* [Stated task]
Reproduce all of the listing below without alteration.

* [Data]
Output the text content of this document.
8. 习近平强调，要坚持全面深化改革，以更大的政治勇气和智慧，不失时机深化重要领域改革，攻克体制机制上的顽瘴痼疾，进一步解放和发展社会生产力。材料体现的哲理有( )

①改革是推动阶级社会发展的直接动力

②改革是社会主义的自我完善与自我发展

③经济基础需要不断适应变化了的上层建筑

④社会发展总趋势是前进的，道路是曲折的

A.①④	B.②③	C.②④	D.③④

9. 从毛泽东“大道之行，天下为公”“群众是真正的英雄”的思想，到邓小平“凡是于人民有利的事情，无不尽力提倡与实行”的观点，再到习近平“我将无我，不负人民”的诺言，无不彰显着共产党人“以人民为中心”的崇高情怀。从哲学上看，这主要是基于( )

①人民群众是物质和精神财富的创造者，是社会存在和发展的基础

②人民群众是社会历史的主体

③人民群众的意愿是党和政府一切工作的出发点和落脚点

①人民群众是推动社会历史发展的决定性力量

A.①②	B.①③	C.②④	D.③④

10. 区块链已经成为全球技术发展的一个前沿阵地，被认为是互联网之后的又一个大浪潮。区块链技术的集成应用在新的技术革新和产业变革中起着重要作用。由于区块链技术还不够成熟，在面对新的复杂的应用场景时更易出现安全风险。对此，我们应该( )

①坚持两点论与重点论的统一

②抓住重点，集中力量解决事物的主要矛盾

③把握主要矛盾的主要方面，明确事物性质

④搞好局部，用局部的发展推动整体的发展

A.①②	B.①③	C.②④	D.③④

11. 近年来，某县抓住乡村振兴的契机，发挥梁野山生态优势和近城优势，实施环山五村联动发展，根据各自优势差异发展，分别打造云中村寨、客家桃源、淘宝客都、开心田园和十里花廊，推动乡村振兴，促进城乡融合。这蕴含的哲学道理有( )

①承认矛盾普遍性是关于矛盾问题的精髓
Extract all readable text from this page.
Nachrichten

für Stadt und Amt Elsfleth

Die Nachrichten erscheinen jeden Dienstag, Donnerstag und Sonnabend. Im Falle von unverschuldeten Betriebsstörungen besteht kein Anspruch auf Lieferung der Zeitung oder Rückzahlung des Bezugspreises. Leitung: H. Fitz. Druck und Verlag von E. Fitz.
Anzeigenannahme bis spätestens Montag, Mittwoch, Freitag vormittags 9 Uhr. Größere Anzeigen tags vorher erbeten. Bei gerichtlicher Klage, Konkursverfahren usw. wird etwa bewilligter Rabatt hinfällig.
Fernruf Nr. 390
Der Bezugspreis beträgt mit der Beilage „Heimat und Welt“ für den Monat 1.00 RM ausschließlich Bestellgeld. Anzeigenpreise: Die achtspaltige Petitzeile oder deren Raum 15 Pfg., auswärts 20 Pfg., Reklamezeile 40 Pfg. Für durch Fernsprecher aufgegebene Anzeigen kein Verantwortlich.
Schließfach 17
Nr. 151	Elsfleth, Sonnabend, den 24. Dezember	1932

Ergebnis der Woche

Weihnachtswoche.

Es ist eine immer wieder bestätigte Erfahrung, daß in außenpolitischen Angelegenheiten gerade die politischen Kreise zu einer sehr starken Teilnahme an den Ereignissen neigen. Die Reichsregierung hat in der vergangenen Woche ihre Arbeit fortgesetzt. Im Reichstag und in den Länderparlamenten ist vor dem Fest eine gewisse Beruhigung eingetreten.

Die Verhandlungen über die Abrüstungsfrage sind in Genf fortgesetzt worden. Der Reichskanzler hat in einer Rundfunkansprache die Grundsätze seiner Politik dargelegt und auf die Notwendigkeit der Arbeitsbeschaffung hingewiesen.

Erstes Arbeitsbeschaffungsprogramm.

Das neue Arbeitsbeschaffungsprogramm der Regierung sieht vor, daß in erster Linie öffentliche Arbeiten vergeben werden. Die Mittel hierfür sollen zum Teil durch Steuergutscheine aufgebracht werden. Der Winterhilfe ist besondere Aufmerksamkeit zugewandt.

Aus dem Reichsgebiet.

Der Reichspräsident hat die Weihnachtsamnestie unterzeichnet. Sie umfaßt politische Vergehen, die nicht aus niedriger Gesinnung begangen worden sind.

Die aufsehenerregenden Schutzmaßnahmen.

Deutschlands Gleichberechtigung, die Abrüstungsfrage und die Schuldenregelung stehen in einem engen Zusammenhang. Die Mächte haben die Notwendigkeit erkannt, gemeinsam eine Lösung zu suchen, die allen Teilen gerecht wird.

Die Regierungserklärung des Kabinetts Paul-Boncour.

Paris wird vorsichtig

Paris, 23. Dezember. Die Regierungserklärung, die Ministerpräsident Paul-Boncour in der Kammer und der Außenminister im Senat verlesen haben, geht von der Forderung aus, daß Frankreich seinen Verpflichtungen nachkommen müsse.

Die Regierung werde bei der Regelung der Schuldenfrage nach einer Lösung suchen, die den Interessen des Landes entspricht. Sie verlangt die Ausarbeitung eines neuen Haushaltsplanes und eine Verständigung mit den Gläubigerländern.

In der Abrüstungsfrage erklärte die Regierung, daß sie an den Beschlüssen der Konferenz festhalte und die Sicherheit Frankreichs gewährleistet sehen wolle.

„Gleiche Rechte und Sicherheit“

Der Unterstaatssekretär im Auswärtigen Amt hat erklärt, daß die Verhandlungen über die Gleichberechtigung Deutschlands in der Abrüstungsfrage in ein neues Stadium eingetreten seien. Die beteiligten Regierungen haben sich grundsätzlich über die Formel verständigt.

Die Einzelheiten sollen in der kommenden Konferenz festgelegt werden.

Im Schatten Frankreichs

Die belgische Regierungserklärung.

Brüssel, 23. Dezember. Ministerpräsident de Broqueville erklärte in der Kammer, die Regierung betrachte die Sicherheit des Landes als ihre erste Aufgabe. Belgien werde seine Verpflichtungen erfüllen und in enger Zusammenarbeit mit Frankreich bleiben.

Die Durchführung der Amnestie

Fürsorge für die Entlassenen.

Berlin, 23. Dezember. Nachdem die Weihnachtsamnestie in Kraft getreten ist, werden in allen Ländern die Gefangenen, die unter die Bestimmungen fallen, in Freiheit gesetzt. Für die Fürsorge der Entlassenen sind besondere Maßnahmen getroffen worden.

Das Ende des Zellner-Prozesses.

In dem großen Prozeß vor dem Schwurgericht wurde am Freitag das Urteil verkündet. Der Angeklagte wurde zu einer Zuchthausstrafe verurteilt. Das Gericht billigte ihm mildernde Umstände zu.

* [Result for this exercise]
Output the text content of this document.
8. 习近平强调，要坚持全面深化改革，以更大的政治勇气和智慧，不失时机深化重要领域改革，攻克体制机制上的顽瘴痼疾，进一步解放和发展社会生产力。材料体现的哲理有( )

①改革是推动阶级社会发展的直接动力

②改革是社会主义的自我完善与自我发展

③经济基础需要不断适应变化了的上层建筑

④社会发展总趋势是前进的，道路是曲折的

A.①④	B.②③	C.②④	D.③④

9. 从毛泽东“大道之行，天下为公”“群众是真正的英雄”的思想，到邓小平“凡是于人民有利的事情，无不尽力提倡与实行”的观点，再到习近平“我将无我，不负人民”的诺言，无不彰显着共产党人“以人民为中心”的崇高情怀。从哲学上看，这主要是基于( )

①人民群众是物质和精神财富的创造者，是社会存在和发展的基础

②人民群众是社会历史的主体

③人民群众的意愿是党和政府一切工作的出发点和落脚点

①人民群众是推动社会历史发展的决定性力量

A.①②	B.①③	C.②④	D.③④

10. 区块链已经成为全球技术发展的一个前沿阵地，被认为是互联网之后的又一个大浪潮。区块链技术的集成应用在新的技术革新和产业变革中起着重要作用。由于区块链技术还不够成熟，在面对新的复杂的应用场景时更易出现安全风险。对此，我们应该( )

①坚持两点论与重点论的统一

②抓住重点，集中力量解决事物的主要矛盾

③把握主要矛盾的主要方面，明确事物性质

④搞好局部，用局部的发展推动整体的发展

A.①②	B.①③	C.②④	D.③④

11. 近年来，某县抓住乡村振兴的契机，发挥梁野山生态优势和近城优势，实施环山五村联动发展，根据各自优势差异发展，分别打造云中村寨、客家桃源、淘宝客都、开心田园和十里花廊，推动乡村振兴，促进城乡融合。这蕴含的哲学道理有( )

①承认矛盾普遍性是关于矛盾问题的精髓
Extract all readable text from this page.
Nachrichten

für Stadt und Amt Elsfleth

Die Nachrichten erscheinen jeden Dienstag, Donnerstag und Sonnabend. Im Falle von unverschuldeten Betriebsstörungen besteht kein Anspruch auf Lieferung der Zeitung oder Rückzahlung des Bezugspreises. Leitung: H. Fitz. Druck und Verlag von E. Fitz.
Anzeigenannahme bis spätestens Montag, Mittwoch, Freitag vormittags 9 Uhr. Größere Anzeigen tags vorher erbeten. Bei gerichtlicher Klage, Konkursverfahren usw. wird etwa bewilligter Rabatt hinfällig.
Fernruf Nr. 390
Der Bezugspreis beträgt mit der Beilage „Heimat und Welt“ für den Monat 1.00 RM ausschließlich Bestellgeld. Anzeigenpreise: Die achtspaltige Petitzeile oder deren Raum 15 Pfg., auswärts 20 Pfg., Reklamezeile 40 Pfg. Für durch Fernsprecher aufgegebene Anzeigen kein Verantwortlich.
Schließfach 17
Nr. 151	Elsfleth, Sonnabend, den 24. Dezember	1932

Ergebnis der Woche

Weihnachtswoche.

Es ist eine immer wieder bestätigte Erfahrung, daß in außenpolitischen Angelegenheiten gerade die politischen Kreise zu einer sehr starken Teilnahme an den Ereignissen neigen. Die Reichsregierung hat in der vergangenen Woche ihre Arbeit fortgesetzt. Im Reichstag und in den Länderparlamenten ist vor dem Fest eine gewisse Beruhigung eingetreten.

Die Verhandlungen über die Abrüstungsfrage sind in Genf fortgesetzt worden. Der Reichskanzler hat in einer Rundfunkansprache die Grundsätze seiner Politik dargelegt und auf die Notwendigkeit der Arbeitsbeschaffung hingewiesen.

Erstes Arbeitsbeschaffungsprogramm.

Das neue Arbeitsbeschaffungsprogramm der Regierung sieht vor, daß in erster Linie öffentliche Arbeiten vergeben werden. Die Mittel hierfür sollen zum Teil durch Steuergutscheine aufgebracht werden. Der Winterhilfe ist besondere Aufmerksamkeit zugewandt.

Aus dem Reichsgebiet.

Der Reichspräsident hat die Weihnachtsamnestie unterzeichnet. Sie umfaßt politische Vergehen, die nicht aus niedriger Gesinnung begangen worden sind.

Die aufsehenerregenden Schutzmaßnahmen.

Deutschlands Gleichberechtigung, die Abrüstungsfrage und die Schuldenregelung stehen in einem engen Zusammenhang. Die Mächte haben die Notwendigkeit erkannt, gemeinsam eine Lösung zu suchen, die allen Teilen gerecht wird.

Die Regierungserklärung des Kabinetts Paul-Boncour.

Paris wird vorsichtig

Paris, 23. Dezember. Die Regierungserklärung, die Ministerpräsident Paul-Boncour in der Kammer und der Außenminister im Senat verlesen haben, geht von der Forderung aus, daß Frankreich seinen Verpflichtungen nachkommen müsse.

Die Regierung werde bei der Regelung der Schuldenfrage nach einer Lösung suchen, die den Interessen des Landes entspricht. Sie verlangt die Ausarbeitung eines neuen Haushaltsplanes und eine Verständigung mit den Gläubigerländern.

In der Abrüstungsfrage erklärte die Regierung, daß sie an den Beschlüssen der Konferenz festhalte und die Sicherheit Frankreichs gewährleistet sehen wolle.

„Gleiche Rechte und Sicherheit“

Der Unterstaatssekretär im Auswärtigen Amt hat erklärt, daß die Verhandlungen über die Gleichberechtigung Deutschlands in der Abrüstungsfrage in ein neues Stadium eingetreten seien. Die beteiligten Regierungen haben sich grundsätzlich über die Formel verständigt.

Die Einzelheiten sollen in der kommenden Konferenz festgelegt werden.

Im Schatten Frankreichs

Die belgische Regierungserklärung.

Brüssel, 23. Dezember. Ministerpräsident de Broqueville erklärte in der Kammer, die Regierung betrachte die Sicherheit des Landes als ihre erste Aufgabe. Belgien werde seine Verpflichtungen erfüllen und in enger Zusammenarbeit mit Frankreich bleiben.

Die Durchführung der Amnestie

Fürsorge für die Entlassenen.

Berlin, 23. Dezember. Nachdem die Weihnachtsamnestie in Kraft getreten ist, werden in allen Ländern die Gefangenen, die unter die Bestimmungen fallen, in Freiheit gesetzt. Für die Fürsorge der Entlassenen sind besondere Maßnahmen getroffen worden.

Das Ende des Zellner-Prozesses.

In dem großen Prozeß vor dem Schwurgericht wurde am Freitag das Urteil verkündet. Der Angeklagte wurde zu einer Zuchthausstrafe verurteilt. Das Gericht billigte ihm mildernde Umstände zu.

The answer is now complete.